### [WORKING DATA]
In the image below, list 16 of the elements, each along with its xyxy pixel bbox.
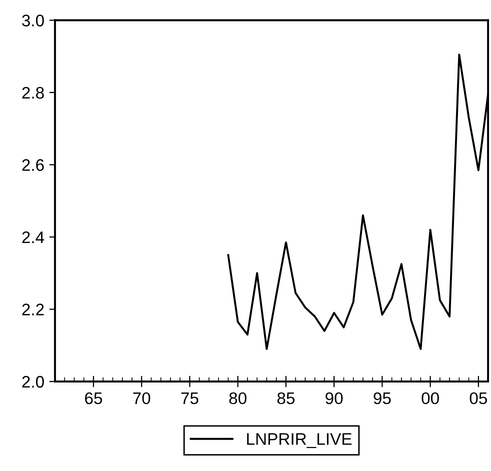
y-tick-label: 2.8 — [22, 86, 44, 99]
x-tick-label: 65 — [85, 392, 102, 404]
x-tick-label: 95 — [374, 392, 391, 404]
x-tick-label: 85 — [277, 392, 295, 404]
x-tick-label: 70 — [133, 392, 150, 404]
y-tick-label: 2.0 — [22, 376, 44, 388]
y-tick-label: 2.4 — [22, 231, 44, 244]
y-tick-label: 2.6 — [22, 159, 44, 171]
x-tick-label: 90 — [326, 392, 343, 404]
x-tick-label: 80 — [229, 392, 246, 404]
y-tick-label: 2.2 — [22, 304, 44, 316]
legend-label: LNPRIR_LIVE — [247, 433, 352, 448]
y-tick-label: 3.0 — [22, 14, 44, 26]
x-tick-label: 00 — [422, 392, 439, 404]
x-tick-label: 05 — [470, 392, 487, 404]
x-tick-label: 75 — [181, 392, 198, 404]
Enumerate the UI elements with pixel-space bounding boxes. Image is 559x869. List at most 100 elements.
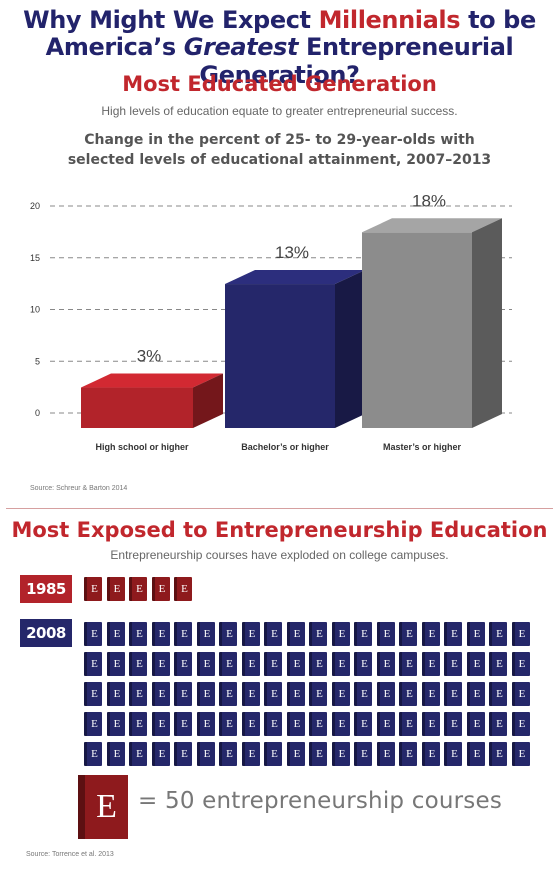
course-book-icon: E: [444, 652, 462, 676]
course-book-icon: E: [106, 577, 125, 601]
course-book-icon: E: [129, 622, 147, 646]
data-label: 3%: [137, 347, 162, 366]
course-book-icon: E: [489, 742, 507, 766]
course-book-icon: E: [286, 622, 305, 646]
course-book-icon: E: [219, 712, 237, 736]
course-book-icon: E: [331, 742, 350, 766]
section2-subtitle: Entrepreneurship courses have exploded o…: [110, 548, 449, 562]
course-book-icon: E: [399, 712, 417, 736]
bar-side: [472, 218, 502, 428]
course-book-icon: E: [444, 712, 462, 736]
course-book-icon: E: [219, 652, 237, 676]
course-book-icon: E: [399, 652, 417, 676]
header-text: Entrepreneurial Generation?: [199, 33, 514, 89]
header-text: Why Might We Expect: [23, 6, 319, 34]
course-book-icon: E: [129, 742, 147, 766]
bar-side: [193, 373, 223, 428]
course-book-icon: E: [84, 742, 102, 766]
course-book-icon: E: [354, 712, 372, 736]
y-tick-label: 0: [35, 408, 40, 418]
course-book-icon: E: [444, 742, 462, 766]
course-book-icon: E: [421, 712, 440, 736]
course-book-icon: E: [174, 622, 192, 646]
course-book-icon: E: [286, 742, 305, 766]
course-book-icon: E: [286, 652, 305, 676]
course-book-icon: E: [174, 682, 192, 706]
bar-front: [225, 284, 335, 428]
course-book-icon: E: [354, 742, 372, 766]
course-book-icon: E: [84, 577, 102, 601]
header-line-1: Why Might We Expect Millennials to be: [0, 6, 559, 34]
course-book-icon: E: [241, 622, 260, 646]
bar-top: [225, 270, 365, 285]
course-book-icon: E: [421, 652, 440, 676]
chart-title-line-2: selected levels of educational attainmen…: [67, 152, 492, 168]
course-book-icon: E: [196, 682, 215, 706]
y-tick-label: 15: [30, 253, 40, 263]
course-book-icon: E: [264, 652, 282, 676]
course-book-icon: E: [129, 577, 147, 601]
course-book-icon: E: [511, 652, 530, 676]
course-book-icon: E: [264, 712, 282, 736]
course-book-icon: E: [174, 712, 192, 736]
course-book-icon: E: [309, 742, 327, 766]
course-book-icon: E: [151, 652, 170, 676]
x-category-label: Bachelor’s or higher: [241, 442, 329, 452]
bar-top: [362, 218, 502, 233]
course-book-icon: E: [129, 712, 147, 736]
course-book-icon: E: [489, 652, 507, 676]
course-book-icon: E: [466, 712, 485, 736]
course-book-icon: E: [354, 652, 372, 676]
course-book-icon: E: [466, 622, 485, 646]
course-book-icon: E: [331, 682, 350, 706]
course-book-icon: E: [376, 712, 395, 736]
course-book-icon: E: [376, 742, 395, 766]
course-book-icon: E: [421, 622, 440, 646]
course-book-icon: E: [151, 712, 170, 736]
course-book-icon: E: [264, 742, 282, 766]
data-label: 13%: [275, 243, 309, 262]
course-book-icon: E: [241, 682, 260, 706]
course-book-icon: E: [489, 682, 507, 706]
course-book-icon: E: [376, 652, 395, 676]
header-text: America’s: [45, 33, 184, 61]
course-book-icon: E: [129, 652, 147, 676]
course-book-icon: E: [354, 682, 372, 706]
course-book-icon: E: [511, 712, 530, 736]
header-italic: Greatest: [183, 33, 299, 61]
course-book-icon: E: [309, 622, 327, 646]
course-book-icon: E: [309, 712, 327, 736]
course-book-icon: E: [196, 712, 215, 736]
y-tick-label: 5: [35, 356, 40, 366]
course-book-icon: E: [219, 622, 237, 646]
section1-title: Most Educated Generation: [122, 72, 437, 96]
course-book-icon: E: [106, 622, 125, 646]
course-book-icon: E: [151, 577, 170, 601]
course-book-icon: E: [286, 712, 305, 736]
header-text: to be: [460, 6, 536, 34]
course-book-icon: E: [106, 652, 125, 676]
year-label-2008: 2008: [20, 619, 72, 647]
course-book-icon: E: [196, 652, 215, 676]
course-book-icon: E: [466, 742, 485, 766]
chart-source: Source: Schreur & Barton 2014: [30, 485, 128, 492]
course-book-icon: E: [421, 742, 440, 766]
course-book-icon: E: [466, 652, 485, 676]
course-book-icon: E: [331, 652, 350, 676]
section-divider: [6, 508, 553, 509]
bar-front: [362, 232, 472, 428]
course-book-icon: E: [286, 682, 305, 706]
course-book-icon: E: [129, 682, 147, 706]
course-book-icon: E: [331, 712, 350, 736]
course-book-icon: E: [219, 682, 237, 706]
chart-title-line-1: Change in the percent of 25- to 29-year-…: [84, 132, 475, 148]
course-book-icon: E: [219, 742, 237, 766]
bar-top: [81, 373, 223, 388]
course-book-icon: E: [444, 682, 462, 706]
course-book-icon: E: [106, 682, 125, 706]
course-book-icon: E: [84, 712, 102, 736]
course-book-icon: E: [106, 712, 125, 736]
course-book-icon: E: [241, 652, 260, 676]
legend-text: = 50 entrepreneurship courses: [138, 788, 502, 814]
course-book-icon: E: [241, 742, 260, 766]
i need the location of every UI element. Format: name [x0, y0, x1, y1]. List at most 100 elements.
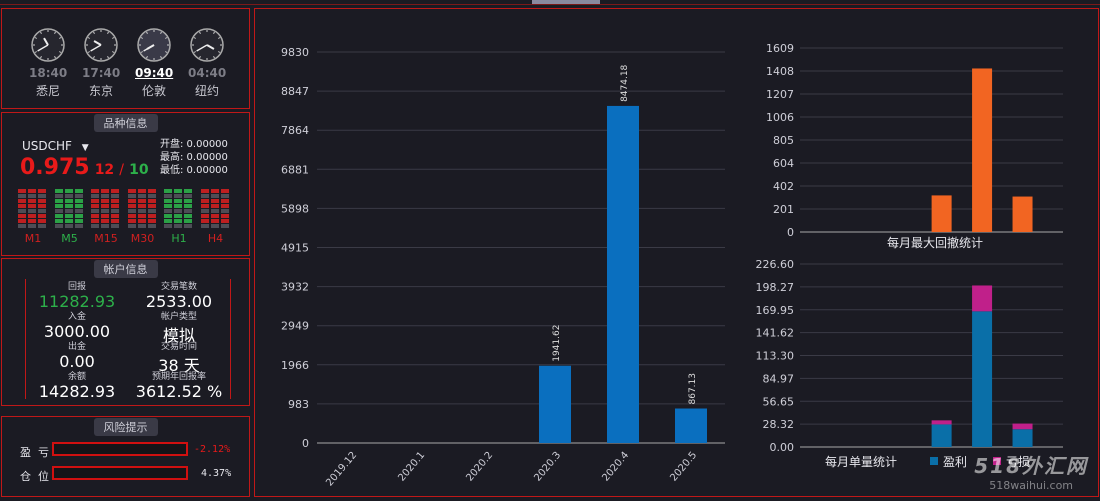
- timeframe-m1[interactable]: M1: [18, 189, 48, 245]
- signal-cell: [210, 214, 219, 218]
- signal-cell: [64, 204, 73, 208]
- y-tick-label: 0.00: [770, 441, 795, 454]
- signal-cell: [111, 194, 119, 198]
- timeframe-h4[interactable]: H4: [200, 189, 231, 245]
- top-tab[interactable]: [532, 0, 600, 4]
- signal-cell: [38, 214, 46, 218]
- y-tick-label: 0: [302, 437, 309, 450]
- clock-sydney[interactable]: 18:40 悉尼: [29, 27, 67, 99]
- signal-cell: [200, 224, 209, 228]
- signal-cell: [137, 224, 146, 228]
- bar-profit: [931, 424, 952, 447]
- signal-cell: [101, 199, 109, 203]
- clock-time: 17:40: [82, 66, 121, 80]
- clock-time: 04:40: [188, 66, 227, 80]
- signal-cell: [18, 194, 26, 198]
- signal-cell: [74, 219, 83, 223]
- signal-cell: [184, 219, 192, 223]
- bar: [972, 68, 993, 233]
- pl-bar: [52, 442, 188, 456]
- watermark-line1: 518外汇网: [974, 454, 1088, 478]
- signal-cell: [91, 224, 99, 228]
- signal-cell: [28, 204, 36, 208]
- signal-cell: [147, 199, 156, 203]
- signal-cell: [174, 204, 182, 208]
- timeframe-m15[interactable]: M15: [91, 189, 121, 245]
- signal-cell: [38, 199, 46, 203]
- x-tick-label: 2020.1: [396, 450, 427, 484]
- legend-swatch-loss: [993, 457, 1001, 465]
- account-item-value: 0.00: [59, 352, 95, 371]
- account-frame: [25, 279, 231, 399]
- price-slash: /: [119, 162, 124, 178]
- timeframe-h1[interactable]: H1: [164, 189, 194, 245]
- x-tick-label: 2020.3: [532, 450, 563, 484]
- signal-cell: [54, 214, 63, 218]
- signal-cell: [184, 214, 192, 218]
- signal-cell: [54, 199, 63, 203]
- timeframe-signals: M1 M5 M15 M30 H1 H4: [18, 189, 238, 245]
- signal-cell: [127, 194, 136, 198]
- signal-cell: [184, 209, 192, 213]
- timeframe-m30[interactable]: M30: [127, 189, 158, 245]
- account-item-value: 模拟: [162, 326, 195, 345]
- y-tick-label: 226.60: [756, 258, 795, 271]
- signal-cell: [18, 209, 26, 213]
- signal-cell: [127, 199, 136, 203]
- open-value: : 0.00000: [180, 139, 228, 150]
- bar: [675, 408, 707, 443]
- signal-cell: [200, 209, 209, 213]
- clock-face-icon: [31, 28, 65, 62]
- y-tick-label: 3932: [281, 281, 309, 294]
- bar: [607, 105, 639, 444]
- account-item-value: 14282.93: [38, 382, 116, 401]
- bar-profit: [1012, 429, 1033, 447]
- low-label: 最低: [160, 165, 180, 176]
- signal-cell: [127, 224, 136, 228]
- x-tick-label: 2020.4: [600, 450, 631, 484]
- signal-cell: [18, 219, 26, 223]
- signal-cell: [28, 199, 36, 203]
- clock-face-icon: [137, 28, 171, 62]
- signal-cell: [200, 219, 209, 223]
- symbol-select[interactable]: USDCHF ▼: [22, 139, 89, 153]
- bar-value-label: 1941.62: [552, 325, 562, 362]
- signal-cell: [38, 224, 46, 228]
- signal-cell: [210, 209, 219, 213]
- signal-cell: [111, 204, 119, 208]
- signal-cell: [200, 189, 209, 193]
- signal-cell: [164, 189, 172, 193]
- signal-cell: [28, 224, 36, 228]
- account-item-label: 出金: [67, 342, 86, 352]
- account-item: 出金 0.00: [26, 339, 128, 371]
- signal-cell: [111, 189, 119, 193]
- signal-cell: [164, 199, 172, 203]
- clock-newyork[interactable]: 04:40 纽约: [188, 27, 226, 99]
- signal-cell: [18, 204, 26, 208]
- y-tick-label: 1408: [766, 65, 794, 78]
- signal-cell: [74, 209, 83, 213]
- signal-cell: [184, 224, 192, 228]
- signal-cell: [18, 214, 26, 218]
- signal-cell: [64, 189, 73, 193]
- timeframe-m5[interactable]: M5: [54, 189, 85, 245]
- legend-label-loss: 亏损: [1006, 455, 1030, 469]
- x-tick-label: 2019.12: [324, 450, 359, 489]
- signal-cell: [200, 199, 209, 203]
- signal-cell: [74, 199, 83, 203]
- signal-cell: [164, 209, 172, 213]
- signal-cell: [91, 199, 99, 203]
- chevron-down-icon: ▼: [81, 143, 89, 153]
- signal-cell: [28, 194, 36, 198]
- signal-cell: [220, 219, 229, 223]
- signal-cell: [64, 224, 73, 228]
- y-tick-label: 6881: [281, 163, 309, 176]
- y-tick-label: 7864: [281, 124, 309, 137]
- bar: [1012, 196, 1033, 232]
- signal-cell: [127, 209, 136, 213]
- clock-tokyo[interactable]: 17:40 东京: [82, 27, 120, 99]
- signal-cell: [28, 214, 36, 218]
- signal-cell: [147, 194, 156, 198]
- clock-london[interactable]: 09:40 伦敦: [135, 27, 173, 99]
- account-item: 帐户类型 模拟: [128, 309, 230, 346]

### [PROBLEM STATEMENT]
Starting at the line above that contains "y-tick-label: 2.8 — [22, 86, 44, 99]" and ending at the line that contains "y-tick-label: 2.4 — [22, 231, 44, 244]", rewrite those lines with "x-tick-label" swapped for "x-axis-label" and everything else unchanged.

### [EXERCISE OUTPUT]
y-tick-label: 2.8 — [22, 86, 44, 99]
x-axis-label: 65 — [85, 392, 102, 404]
x-axis-label: 95 — [374, 392, 391, 404]
x-axis-label: 85 — [277, 392, 295, 404]
x-axis-label: 70 — [133, 392, 150, 404]
y-tick-label: 2.0 — [22, 376, 44, 388]
y-tick-label: 2.4 — [22, 231, 44, 244]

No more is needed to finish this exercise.